Transcribe the material word for word, but without the images.

Collection entries:
================================
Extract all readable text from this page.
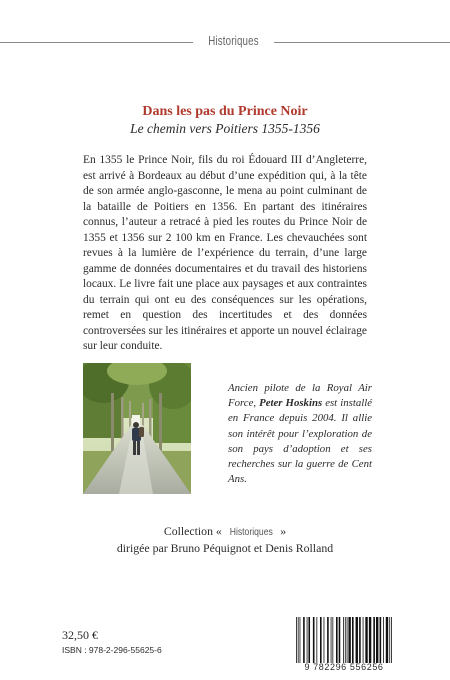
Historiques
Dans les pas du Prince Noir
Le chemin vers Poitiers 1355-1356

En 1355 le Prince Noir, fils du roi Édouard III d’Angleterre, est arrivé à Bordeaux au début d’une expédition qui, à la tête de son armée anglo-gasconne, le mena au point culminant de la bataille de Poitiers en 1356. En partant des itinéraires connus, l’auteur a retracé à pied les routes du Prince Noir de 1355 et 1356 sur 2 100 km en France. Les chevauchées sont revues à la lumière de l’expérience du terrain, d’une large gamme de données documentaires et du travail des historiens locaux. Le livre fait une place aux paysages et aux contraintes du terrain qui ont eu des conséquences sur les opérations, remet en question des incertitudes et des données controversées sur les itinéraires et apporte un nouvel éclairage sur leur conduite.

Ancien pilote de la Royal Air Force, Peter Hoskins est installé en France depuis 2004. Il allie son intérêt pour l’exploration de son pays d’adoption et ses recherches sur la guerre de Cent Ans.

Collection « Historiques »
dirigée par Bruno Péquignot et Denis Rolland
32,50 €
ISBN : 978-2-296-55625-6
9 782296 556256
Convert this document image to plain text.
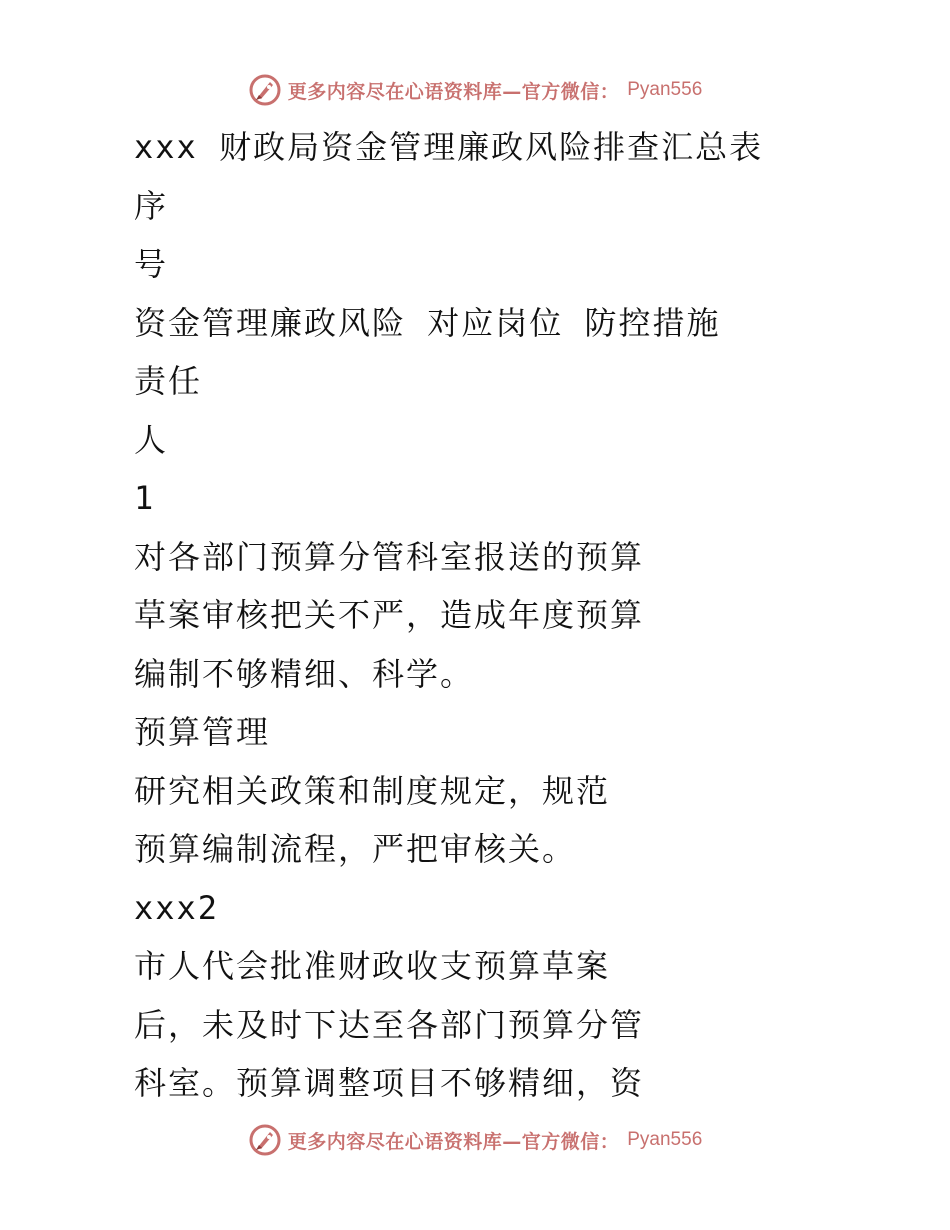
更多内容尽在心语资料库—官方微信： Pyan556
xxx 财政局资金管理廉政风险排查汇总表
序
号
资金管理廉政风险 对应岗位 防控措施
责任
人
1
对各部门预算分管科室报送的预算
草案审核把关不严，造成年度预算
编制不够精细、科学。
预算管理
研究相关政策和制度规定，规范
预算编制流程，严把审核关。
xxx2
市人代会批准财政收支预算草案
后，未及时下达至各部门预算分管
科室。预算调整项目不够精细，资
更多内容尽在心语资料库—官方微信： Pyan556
================================
● RESULT FOR THIS TASK:
Extract all readable text from this page.
Historiques
Dans les pas du Prince Noir
Le chemin vers Poitiers 1355-1356

En 1355 le Prince Noir, fils du roi Édouard III d’Angleterre, est arrivé à Bordeaux au début d’une expédition qui, à la tête de son armée anglo-gasconne, le mena au point culminant de la bataille de Poitiers en 1356. En partant des itinéraires connus, l’auteur a retracé à pied les routes du Prince Noir de 1355 et 1356 sur 2 100 km en France. Les chevauchées sont revues à la lumière de l’expérience du terrain, d’une large gamme de données documentaires et du travail des historiens locaux. Le livre fait une place aux paysages et aux contraintes du terrain qui ont eu des conséquences sur les opérations, remet en question des incertitudes et des données controversées sur les itinéraires et apporte un nouvel éclairage sur leur conduite.

Ancien pilote de la Royal Air Force, Peter Hoskins est installé en France depuis 2004. Il allie son intérêt pour l’exploration de son pays d’adoption et ses recherches sur la guerre de Cent Ans.

Collection « Historiques »
dirigée par Bruno Péquignot et Denis Rolland
32,50 €
ISBN : 978-2-296-55625-6
9 782296 556256
Convert this document image to plain text.
更多内容尽在心语资料库—官方微信： Pyan556
xxx 财政局资金管理廉政风险排查汇总表
序
号
资金管理廉政风险 对应岗位 防控措施
责任
人
1
对各部门预算分管科室报送的预算
草案审核把关不严，造成年度预算
编制不够精细、科学。
预算管理
研究相关政策和制度规定，规范
预算编制流程，严把审核关。
xxx2
市人代会批准财政收支预算草案
后，未及时下达至各部门预算分管
科室。预算调整项目不够精细，资
更多内容尽在心语资料库—官方微信： Pyan556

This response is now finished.